* **Exercise**: Locate all lines with the word "Первомайская" and copy them out.
## start Rows
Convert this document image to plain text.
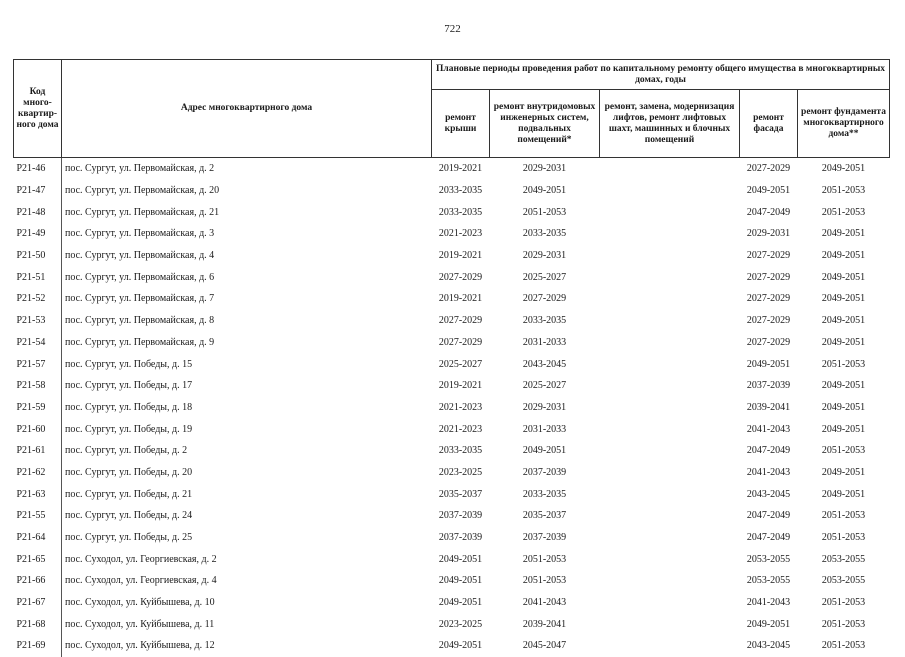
722
Код много-квартир-ного дома	Адрес многоквартирного дома	Плановые периоды проведения работ по капитальному ремонту общего имущества в многоквартирных домах, годы				
		ремонт крыши	ремонт внутридомовых инженерных систем, подвальных помещений*	ремонт, замена, модернизация лифтов, ремонт лифтовых шахт, машинных и блочных помещений	ремонт фасада	ремонт фундамента многоквартирного дома**
P21-46	пос. Сургут, ул. Первомайская, д. 2	2019-2021	2029-2031		2027-2029	2049-2051
P21-47	пос. Сургут, ул. Первомайская, д. 20	2033-2035	2049-2051		2049-2051	2051-2053
P21-48	пос. Сургут, ул. Первомайская, д. 21	2033-2035	2051-2053		2047-2049	2051-2053
P21-49	пос. Сургут, ул. Первомайская, д. 3	2021-2023	2033-2035		2029-2031	2049-2051
P21-50	пос. Сургут, ул. Первомайская, д. 4	2019-2021	2029-2031		2027-2029	2049-2051
P21-51	пос. Сургут, ул. Первомайская, д. 6	2027-2029	2025-2027		2027-2029	2049-2051
P21-52	пос. Сургут, ул. Первомайская, д. 7	2019-2021	2027-2029		2027-2029	2049-2051
P21-53	пос. Сургут, ул. Первомайская, д. 8	2027-2029	2033-2035		2027-2029	2049-2051
P21-54	пос. Сургут, ул. Первомайская, д. 9	2027-2029	2031-2033		2027-2029	2049-2051
P21-57	пос. Сургут, ул. Победы, д. 15	2025-2027	2043-2045		2049-2051	2051-2053
P21-58	пос. Сургут, ул. Победы, д. 17	2019-2021	2025-2027		2037-2039	2049-2051
P21-59	пос. Сургут, ул. Победы, д. 18	2021-2023	2029-2031		2039-2041	2049-2051
P21-60	пос. Сургут, ул. Победы, д. 19	2021-2023	2031-2033		2041-2043	2049-2051
P21-61	пос. Сургут, ул. Победы, д. 2	2033-2035	2049-2051		2047-2049	2051-2053
P21-62	пос. Сургут, ул. Победы, д. 20	2023-2025	2037-2039		2041-2043	2049-2051
P21-63	пос. Сургут, ул. Победы, д. 21	2035-2037	2033-2035		2043-2045	2049-2051
P21-55	пос. Сургут, ул. Победы, д. 24	2037-2039	2035-2037		2047-2049	2051-2053
P21-64	пос. Сургут, ул. Победы, д. 25	2037-2039	2037-2039		2047-2049	2051-2053
P21-65	пос. Суходол, ул. Георгиевская, д. 2	2049-2051	2051-2053		2053-2055	2053-2055
P21-66	пос. Суходол, ул. Георгиевская, д. 4	2049-2051	2051-2053		2053-2055	2053-2055
P21-67	пос. Суходол, ул. Куйбышева, д. 10	2049-2051	2041-2043		2041-2043	2051-2053
P21-68	пос. Суходол, ул. Куйбышева, д. 11	2023-2025	2039-2041		2049-2051	2051-2053
P21-69	пос. Суходол, ул. Куйбышева, д. 12	2049-2051	2045-2047		2043-2045	2051-2053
## end Rows
* **Exercise solution**:
P21-46	пос. Сургут, ул. Первомайская, д. 2	2019-2021	2029-2031		2027-2029	2049-2051
P21-47	пос. Сургут, ул. Первомайская, д. 20	2033-2035	2049-2051		2049-2051	2051-2053
P21-48	пос. Сургут, ул. Первомайская, д. 21	2033-2035	2051-2053		2047-2049	2051-2053
P21-49	пос. Сургут, ул. Первомайская, д. 3	2021-2023	2033-2035		2029-2031	2049-2051
P21-50	пос. Сургут, ул. Первомайская, д. 4	2019-2021	2029-2031		2027-2029	2049-2051
P21-51	пос. Сургут, ул. Первомайская, д. 6	2027-2029	2025-2027		2027-2029	2049-2051
P21-52	пос. Сургут, ул. Первомайская, д. 7	2019-2021	2027-2029		2027-2029	2049-2051
P21-53	пос. Сургут, ул. Первомайская, д. 8	2027-2029	2033-2035		2027-2029	2049-2051
P21-54	пос. Сургут, ул. Первомайская, д. 9	2027-2029	2031-2033		2027-2029	2049-2051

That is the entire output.